§ Exercise directions
From the data, return each line holding the word "Sugars".

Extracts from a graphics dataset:
__________

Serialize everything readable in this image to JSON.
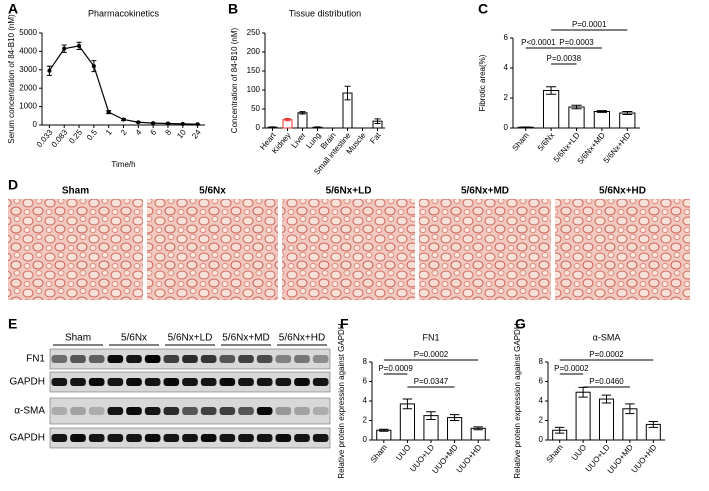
{
  "chart_data": [
    {
      "panel": "A",
      "type": "line",
      "title": "Pharmacokinetics",
      "ylabel": "Serum concentration of 84-B10 (nM)",
      "xlabel": "Time/h",
      "categories": [
        "0.033",
        "0.083",
        "0.25",
        "0.5",
        "1",
        "2",
        "4",
        "6",
        "8",
        "10",
        "24"
      ],
      "values": [
        2950,
        4150,
        4300,
        3200,
        700,
        300,
        150,
        100,
        80,
        60,
        40
      ],
      "errors": [
        250,
        200,
        200,
        300,
        80,
        50,
        30,
        20,
        15,
        15,
        10
      ],
      "ylim": [
        0,
        5000
      ],
      "yticks": [
        0,
        1000,
        2000,
        3000,
        4000,
        5000
      ],
      "color": "#000000"
    },
    {
      "panel": "B",
      "type": "bar",
      "title": "Tissue distribution",
      "ylabel": "Concentration of 84-B10 (nM)",
      "categories": [
        "Heart",
        "Kidney",
        "Liver",
        "Lung",
        "Brain",
        "Small intestine",
        "Muscle",
        "Fat"
      ],
      "values": [
        2,
        22,
        40,
        2,
        0,
        92,
        0,
        18
      ],
      "errors": [
        1,
        3,
        3,
        1,
        0,
        18,
        0,
        6
      ],
      "colors": [
        "#000000",
        "#e8312f",
        "#000000",
        "#000000",
        "#000000",
        "#000000",
        "#000000",
        "#000000"
      ],
      "ylim": [
        0,
        250
      ],
      "yticks": [
        0,
        50,
        100,
        150,
        200,
        250
      ]
    },
    {
      "panel": "C",
      "type": "bar",
      "ylabel": "Fibrotic area(%)",
      "categories": [
        "Sham",
        "5/6Nx",
        "5/6Nx+LD",
        "5/6Nx+MD",
        "5/6Nx+HD"
      ],
      "values": [
        0.05,
        2.5,
        1.4,
        1.1,
        1.0
      ],
      "errors": [
        0.02,
        0.25,
        0.12,
        0.06,
        0.1
      ],
      "color": "#000000",
      "ylim": [
        0,
        6
      ],
      "yticks": [
        0,
        2,
        4,
        6
      ],
      "annotations": [
        "P<0.0001",
        "P=0.0038",
        "P=0.0003",
        "P=0.0001"
      ]
    },
    {
      "panel": "F",
      "type": "bar",
      "title": "FN1",
      "ylabel": "Relative protein expression against GAPDH",
      "categories": [
        "Sham",
        "UUO",
        "UUO+LD",
        "UUO+MD",
        "UUO+HD"
      ],
      "values": [
        1.0,
        3.7,
        2.5,
        2.3,
        1.2
      ],
      "errors": [
        0.1,
        0.5,
        0.4,
        0.3,
        0.15
      ],
      "color": "#000000",
      "ylim": [
        0,
        8
      ],
      "yticks": [
        0,
        2,
        4,
        6,
        8
      ],
      "annotations": [
        "P=0.0009",
        "P=0.0347",
        "P=0.0002"
      ]
    },
    {
      "panel": "G",
      "type": "bar",
      "title": "α-SMA",
      "ylabel": "Relative protein expression against GAPDH",
      "categories": [
        "Sham",
        "UUO",
        "UUO+LD",
        "UUO+MD",
        "UUO+HD"
      ],
      "values": [
        1.0,
        4.9,
        4.2,
        3.2,
        1.6
      ],
      "errors": [
        0.3,
        0.5,
        0.4,
        0.5,
        0.3
      ],
      "color": "#000000",
      "ylim": [
        0,
        8
      ],
      "yticks": [
        0,
        2,
        4,
        6,
        8
      ],
      "annotations": [
        "P=0.0002",
        "P=0.0460",
        "P=0.0002"
      ]
    }
  ],
  "histology": {
    "panel": "D",
    "labels": [
      "Sham",
      "5/6Nx",
      "5/6Nx+LD",
      "5/6Nx+MD",
      "5/6Nx+HD"
    ]
  },
  "western_blot": {
    "panel": "E",
    "groups": [
      "Sham",
      "5/6Nx",
      "5/6Nx+LD",
      "5/6Nx+MD",
      "5/6Nx+HD"
    ],
    "rows": [
      "FN1",
      "GAPDH",
      "α-SMA",
      "GAPDH"
    ]
  }
}
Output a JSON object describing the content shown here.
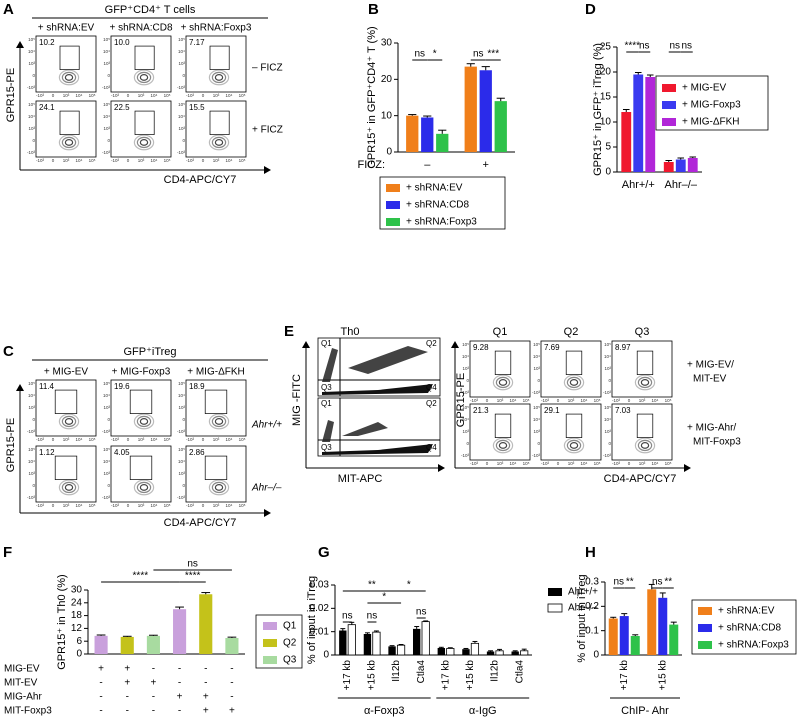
{
  "panel_letters": [
    "A",
    "B",
    "C",
    "D",
    "E",
    "F",
    "G",
    "H"
  ],
  "flow_axis_ticks": [
    "-10³",
    "0",
    "10³",
    "10⁴",
    "10⁵"
  ],
  "panel_a": {
    "header": "GFP⁺CD4⁺ T cells",
    "columns": [
      "+ shRNA:EV",
      "+ shRNA:CD8",
      "+ shRNA:Foxp3"
    ],
    "rows": [
      "– FICZ",
      "+ FICZ"
    ],
    "y_axis": "GPR15-PE",
    "x_axis": "CD4-APC/CY7",
    "percentages": [
      [
        "10.2",
        "10.0",
        "7.17"
      ],
      [
        "24.1",
        "22.5",
        "15.5"
      ]
    ]
  },
  "panel_c": {
    "header": "GFP⁺iTreg",
    "columns": [
      "+ MIG-EV",
      "+ MIG-Foxp3",
      "+ MIG-ΔFKH"
    ],
    "rows": [
      "Ahr+/+",
      "Ahr–/–"
    ],
    "y_axis": "GPR15-PE",
    "x_axis": "CD4-APC/CY7",
    "percentages": [
      [
        "11.4",
        "19.6",
        "18.9"
      ],
      [
        "1.12",
        "4.05",
        "2.86"
      ]
    ]
  },
  "panel_e": {
    "th0": {
      "title": "Th0",
      "quadrants": [
        "Q1",
        "Q2",
        "Q3",
        "Q4"
      ],
      "y_axis": "MIG -FITC",
      "x_axis": "MIT-APC"
    },
    "columns": [
      "Q1",
      "Q2",
      "Q3"
    ],
    "rows": [
      [
        "+ MIG-EV/",
        "MIT-EV"
      ],
      [
        "+ MIG-Ahr/",
        "MIT-Foxp3"
      ]
    ],
    "y_axis": "GPR15-PE",
    "x_axis": "CD4-APC/CY7",
    "percentages": [
      [
        "9.28",
        "7.69",
        "8.97"
      ],
      [
        "21.3",
        "29.1",
        "7.03"
      ]
    ]
  },
  "chart_data": [
    {
      "type": "bar",
      "y_label": "GPR15⁺ in GFP⁺CD4⁺ T (%)",
      "x_label": "FICZ:",
      "categories": [
        "–",
        "+"
      ],
      "series": [
        {
          "name": "+ shRNA:EV",
          "color": "#f07f1a",
          "values": [
            10,
            23.5
          ],
          "errors": [
            0.3,
            0.8
          ]
        },
        {
          "name": "+ shRNA:CD8",
          "color": "#2b2bea",
          "values": [
            9.5,
            22.5
          ],
          "errors": [
            0.4,
            1
          ]
        },
        {
          "name": "+ shRNA:Foxp3",
          "color": "#2ec24a",
          "values": [
            5,
            14
          ],
          "errors": [
            1,
            0.8
          ]
        }
      ],
      "ylim": [
        0,
        30
      ],
      "yticks": [
        0,
        10,
        20,
        30
      ],
      "annotations": [
        "ns",
        "*",
        "ns",
        "***"
      ]
    },
    {
      "type": "bar",
      "y_label": "GPR15⁺ in GFP⁺ iTreg (%)",
      "categories": [
        "Ahr+/+",
        "Ahr–/–"
      ],
      "series": [
        {
          "name": "+ MIG-EV",
          "color": "#f0182e",
          "values": [
            12,
            2
          ],
          "errors": [
            0.5,
            0.3
          ]
        },
        {
          "name": "+ MIG-Foxp3",
          "color": "#3a3af0",
          "values": [
            19.5,
            2.5
          ],
          "errors": [
            0.4,
            0.3
          ]
        },
        {
          "name": "+ MIG-ΔFKH",
          "color": "#b126d8",
          "values": [
            19,
            2.8
          ],
          "errors": [
            0.4,
            0.2
          ]
        }
      ],
      "ylim": [
        0,
        25
      ],
      "yticks": [
        0,
        5,
        10,
        15,
        20,
        25
      ],
      "annotations": [
        "****",
        "ns",
        "ns",
        "ns"
      ]
    },
    {
      "type": "bar",
      "y_label": "GPR15⁺ in Th0 (%)",
      "categories": [
        null,
        null,
        null,
        null,
        null,
        null
      ],
      "series": [
        {
          "name": "Q1",
          "color": "#c9a0dc",
          "values": [
            8.5,
            null,
            null,
            21,
            null,
            null
          ],
          "errors": [
            0.4,
            null,
            null,
            1,
            null,
            null
          ]
        },
        {
          "name": "Q2",
          "color": "#c4c21a",
          "values": [
            null,
            8,
            null,
            null,
            28,
            null
          ],
          "errors": [
            null,
            0.3,
            null,
            null,
            0.8,
            null
          ]
        },
        {
          "name": "Q3",
          "color": "#a8dba0",
          "values": [
            null,
            null,
            8.5,
            null,
            null,
            7.5
          ],
          "errors": [
            null,
            null,
            0.3,
            null,
            null,
            0.4
          ]
        }
      ],
      "ylim": [
        0,
        30
      ],
      "yticks": [
        0,
        6,
        12,
        18,
        24,
        30
      ],
      "annotations": [
        "ns",
        "****",
        "****"
      ],
      "conditions": [
        {
          "name": "MIG-EV",
          "signs": [
            "+",
            "+",
            "-",
            "-",
            "-",
            "-"
          ]
        },
        {
          "name": "MIT-EV",
          "signs": [
            "-",
            "+",
            "+",
            "-",
            "-",
            "-"
          ]
        },
        {
          "name": "MIG-Ahr",
          "signs": [
            "-",
            "-",
            "-",
            "+",
            "+",
            "-"
          ]
        },
        {
          "name": "MIT-Foxp3",
          "signs": [
            "-",
            "-",
            "-",
            "-",
            "+",
            "+"
          ]
        }
      ]
    },
    {
      "type": "bar",
      "y_label": "% of input in iTreg",
      "categories": [
        "+17 kb",
        "+15 kb",
        "Il12b",
        "Ctla4",
        "+17 kb",
        "+15 kb",
        "Il12b",
        "Ctla4"
      ],
      "groups": [
        "α-Foxp3",
        "α-IgG"
      ],
      "series": [
        {
          "name": "Ahr+/+",
          "color": "#000000",
          "values": [
            0.0105,
            0.009,
            0.0037,
            0.0112,
            0.003,
            0.0025,
            0.0015,
            0.0015
          ],
          "errors": [
            0.0008,
            0.0005,
            0.0003,
            0.001,
            0.0003,
            0.0003,
            0.0003,
            0.0003
          ]
        },
        {
          "name": "Ahr–/–",
          "color": "#ffffff",
          "values": [
            0.013,
            0.0098,
            0.0042,
            0.0143,
            0.0028,
            0.005,
            0.0018,
            0.0018
          ],
          "errors": [
            0.001,
            0.0005,
            0.0003,
            0.0003,
            0.0003,
            0.0008,
            0.0006,
            0.0007
          ]
        }
      ],
      "ylim": [
        0,
        0.03
      ],
      "yticks": [
        0,
        0.01,
        0.02,
        0.03
      ],
      "annotations": [
        "**",
        "*",
        "*",
        "ns",
        "ns",
        "ns"
      ]
    },
    {
      "type": "bar",
      "y_label": "% of input in iTreg",
      "x_label": "ChIP- Ahr",
      "categories": [
        "+17 kb",
        "+15 kb"
      ],
      "series": [
        {
          "name": "+ shRNA:EV",
          "color": "#f07f1a",
          "values": [
            0.15,
            0.27
          ],
          "errors": [
            0.005,
            0.02
          ]
        },
        {
          "name": "+ shRNA:CD8",
          "color": "#2b2bea",
          "values": [
            0.16,
            0.235
          ],
          "errors": [
            0.01,
            0.02
          ]
        },
        {
          "name": "+ shRNA:Foxp3",
          "color": "#2ec24a",
          "values": [
            0.078,
            0.125
          ],
          "errors": [
            0.005,
            0.01
          ]
        }
      ],
      "ylim": [
        0,
        0.3
      ],
      "yticks": [
        0,
        0.1,
        0.2,
        0.3
      ],
      "annotations": [
        "ns",
        "**",
        "ns",
        "**"
      ]
    }
  ]
}
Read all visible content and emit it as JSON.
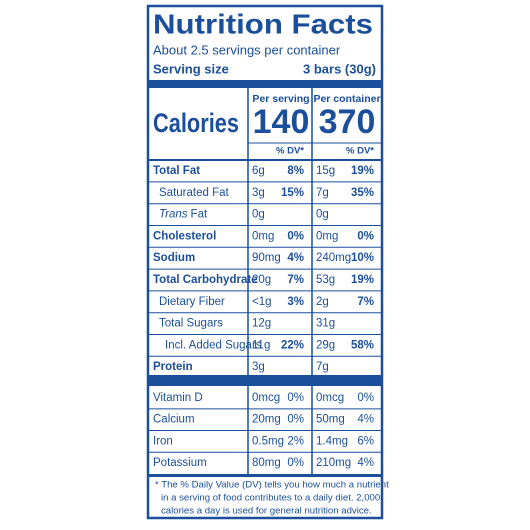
{
  "title": "Nutrition Facts",
  "servings": "About 2.5 servings per container",
  "serving_size_label": "Serving size",
  "serving_size_value": "3 bars (30g)",
  "calories_label": "Calories",
  "columns": [
    {
      "header": "Per serving",
      "calories": "140",
      "dv_header": "% DV*"
    },
    {
      "header": "Per container",
      "calories": "370",
      "dv_header": "% DV*"
    }
  ],
  "rows": [
    {
      "name": "Total Fat",
      "serving": "6g",
      "serving_dv": "8%",
      "container": "15g",
      "container_dv": "19%"
    },
    {
      "name": "Saturated Fat",
      "serving": "3g",
      "serving_dv": "15%",
      "container": "7g",
      "container_dv": "35%"
    },
    {
      "name_italic": "Trans",
      "name": "Fat",
      "serving": "0g",
      "container": "0g"
    },
    {
      "name": "Cholesterol",
      "serving": "0mg",
      "serving_dv": "0%",
      "container": "0mg",
      "container_dv": "0%"
    },
    {
      "name": "Sodium",
      "serving": "90mg",
      "serving_dv": "4%",
      "container": "240mg",
      "container_dv": "10%"
    },
    {
      "name": "Total Carbohydrate",
      "serving": "20g",
      "serving_dv": "7%",
      "container": "53g",
      "container_dv": "19%"
    },
    {
      "name": "Dietary Fiber",
      "serving": "<1g",
      "serving_dv": "3%",
      "container": "2g",
      "container_dv": "7%"
    },
    {
      "name": "Total Sugars",
      "serving": "12g",
      "container": "31g"
    },
    {
      "name": "Incl. Added Sugars",
      "serving": "11g",
      "serving_dv": "22%",
      "container": "29g",
      "container_dv": "58%"
    },
    {
      "name": "Protein",
      "serving": "3g",
      "container": "7g"
    }
  ],
  "vitamins": [
    {
      "name": "Vitamin D",
      "serving": "0mcg",
      "serving_dv": "0%",
      "container": "0mcg",
      "container_dv": "0%"
    },
    {
      "name": "Calcium",
      "serving": "20mg",
      "serving_dv": "0%",
      "container": "50mg",
      "container_dv": "4%"
    },
    {
      "name": "Iron",
      "serving": "0.5mg",
      "serving_dv": "2%",
      "container": "1.4mg",
      "container_dv": "6%"
    },
    {
      "name": "Potassium",
      "serving": "80mg",
      "serving_dv": "0%",
      "container": "210mg",
      "container_dv": "4%"
    }
  ],
  "footnote": [
    "* The % Daily Value (DV) tells you how much a nutrient",
    "in a serving of food contributes to a daily diet. 2,000",
    "calories a day is used for general nutrition advice."
  ]
}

__________

§ Your response
      "name": "Total Sugars",
      "name": "Incl. Added Sugars",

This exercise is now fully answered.